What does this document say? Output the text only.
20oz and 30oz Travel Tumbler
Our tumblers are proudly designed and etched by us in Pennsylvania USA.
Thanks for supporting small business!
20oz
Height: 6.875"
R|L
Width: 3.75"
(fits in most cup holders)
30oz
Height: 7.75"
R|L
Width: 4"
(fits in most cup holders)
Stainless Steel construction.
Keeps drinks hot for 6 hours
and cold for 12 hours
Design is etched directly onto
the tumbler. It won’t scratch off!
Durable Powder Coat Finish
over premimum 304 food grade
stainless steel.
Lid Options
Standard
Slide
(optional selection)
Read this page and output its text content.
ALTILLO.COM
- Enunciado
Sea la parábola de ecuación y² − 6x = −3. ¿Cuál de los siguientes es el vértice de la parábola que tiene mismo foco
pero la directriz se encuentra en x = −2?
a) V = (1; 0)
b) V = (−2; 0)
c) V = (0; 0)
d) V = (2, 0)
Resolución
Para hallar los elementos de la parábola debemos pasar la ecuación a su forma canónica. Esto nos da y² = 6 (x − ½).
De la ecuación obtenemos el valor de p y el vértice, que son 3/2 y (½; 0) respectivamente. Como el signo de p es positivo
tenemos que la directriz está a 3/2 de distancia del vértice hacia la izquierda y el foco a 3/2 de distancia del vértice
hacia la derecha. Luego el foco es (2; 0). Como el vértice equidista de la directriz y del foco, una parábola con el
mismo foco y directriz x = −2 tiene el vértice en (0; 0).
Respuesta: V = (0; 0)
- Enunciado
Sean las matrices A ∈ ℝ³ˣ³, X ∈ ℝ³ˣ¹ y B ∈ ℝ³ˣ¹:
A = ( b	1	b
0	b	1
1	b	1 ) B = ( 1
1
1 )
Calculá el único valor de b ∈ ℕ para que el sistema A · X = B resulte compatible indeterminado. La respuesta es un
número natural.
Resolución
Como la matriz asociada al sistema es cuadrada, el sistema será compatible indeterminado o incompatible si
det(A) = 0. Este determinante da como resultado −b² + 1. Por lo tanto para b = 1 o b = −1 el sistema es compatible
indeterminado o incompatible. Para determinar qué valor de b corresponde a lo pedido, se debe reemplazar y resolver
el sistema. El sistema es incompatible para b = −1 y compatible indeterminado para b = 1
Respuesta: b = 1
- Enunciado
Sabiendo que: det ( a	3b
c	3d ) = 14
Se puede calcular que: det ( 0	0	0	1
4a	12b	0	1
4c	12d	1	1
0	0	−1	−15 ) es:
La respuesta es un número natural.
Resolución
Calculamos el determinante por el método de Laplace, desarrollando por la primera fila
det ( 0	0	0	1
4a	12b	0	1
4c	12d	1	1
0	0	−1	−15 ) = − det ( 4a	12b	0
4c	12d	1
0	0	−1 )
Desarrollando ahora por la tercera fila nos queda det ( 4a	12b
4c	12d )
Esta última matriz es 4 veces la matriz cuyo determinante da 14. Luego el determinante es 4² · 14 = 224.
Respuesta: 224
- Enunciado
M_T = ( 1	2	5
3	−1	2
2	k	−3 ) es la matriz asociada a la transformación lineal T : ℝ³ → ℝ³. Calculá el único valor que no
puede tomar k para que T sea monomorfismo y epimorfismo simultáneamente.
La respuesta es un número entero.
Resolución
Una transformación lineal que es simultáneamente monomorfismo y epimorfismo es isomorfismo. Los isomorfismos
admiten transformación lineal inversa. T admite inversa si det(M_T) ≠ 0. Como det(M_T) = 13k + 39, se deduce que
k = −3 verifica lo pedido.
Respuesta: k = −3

· · · · · · ·

- [Exercise requirements]:
Write the material out again in its entirety, exactly as shown.

- [Answer for the task]:
What does this document say? Output the text only.
20oz and 30oz Travel Tumbler
Our tumblers are proudly designed and etched by us in Pennsylvania USA.
Thanks for supporting small business!
20oz
Height: 6.875"
R|L
Width: 3.75"
(fits in most cup holders)
30oz
Height: 7.75"
R|L
Width: 4"
(fits in most cup holders)
Stainless Steel construction.
Keeps drinks hot for 6 hours
and cold for 12 hours
Design is etched directly onto
the tumbler. It won’t scratch off!
Durable Powder Coat Finish
over premimum 304 food grade
stainless steel.
Lid Options
Standard
Slide
(optional selection)
Read this page and output its text content.
ALTILLO.COM
- Enunciado
Sea la parábola de ecuación y² − 6x = −3. ¿Cuál de los siguientes es el vértice de la parábola que tiene mismo foco
pero la directriz se encuentra en x = −2?
a) V = (1; 0)
b) V = (−2; 0)
c) V = (0; 0)
d) V = (2, 0)
Resolución
Para hallar los elementos de la parábola debemos pasar la ecuación a su forma canónica. Esto nos da y² = 6 (x − ½).
De la ecuación obtenemos el valor de p y el vértice, que son 3/2 y (½; 0) respectivamente. Como el signo de p es positivo
tenemos que la directriz está a 3/2 de distancia del vértice hacia la izquierda y el foco a 3/2 de distancia del vértice
hacia la derecha. Luego el foco es (2; 0). Como el vértice equidista de la directriz y del foco, una parábola con el
mismo foco y directriz x = −2 tiene el vértice en (0; 0).
Respuesta: V = (0; 0)
- Enunciado
Sean las matrices A ∈ ℝ³ˣ³, X ∈ ℝ³ˣ¹ y B ∈ ℝ³ˣ¹:
A = ( b	1	b
0	b	1
1	b	1 ) B = ( 1
1
1 )
Calculá el único valor de b ∈ ℕ para que el sistema A · X = B resulte compatible indeterminado. La respuesta es un
número natural.
Resolución
Como la matriz asociada al sistema es cuadrada, el sistema será compatible indeterminado o incompatible si
det(A) = 0. Este determinante da como resultado −b² + 1. Por lo tanto para b = 1 o b = −1 el sistema es compatible
indeterminado o incompatible. Para determinar qué valor de b corresponde a lo pedido, se debe reemplazar y resolver
el sistema. El sistema es incompatible para b = −1 y compatible indeterminado para b = 1
Respuesta: b = 1
- Enunciado
Sabiendo que: det ( a	3b
c	3d ) = 14
Se puede calcular que: det ( 0	0	0	1
4a	12b	0	1
4c	12d	1	1
0	0	−1	−15 ) es:
La respuesta es un número natural.
Resolución
Calculamos el determinante por el método de Laplace, desarrollando por la primera fila
det ( 0	0	0	1
4a	12b	0	1
4c	12d	1	1
0	0	−1	−15 ) = − det ( 4a	12b	0
4c	12d	1
0	0	−1 )
Desarrollando ahora por la tercera fila nos queda det ( 4a	12b
4c	12d )
Esta última matriz es 4 veces la matriz cuyo determinante da 14. Luego el determinante es 4² · 14 = 224.
Respuesta: 224
- Enunciado
M_T = ( 1	2	5
3	−1	2
2	k	−3 ) es la matriz asociada a la transformación lineal T : ℝ³ → ℝ³. Calculá el único valor que no
puede tomar k para que T sea monomorfismo y epimorfismo simultáneamente.
La respuesta es un número entero.
Resolución
Una transformación lineal que es simultáneamente monomorfismo y epimorfismo es isomorfismo. Los isomorfismos
admiten transformación lineal inversa. T admite inversa si det(M_T) ≠ 0. Como det(M_T) = 13k + 39, se deduce que
k = −3 verifica lo pedido.
Respuesta: k = −3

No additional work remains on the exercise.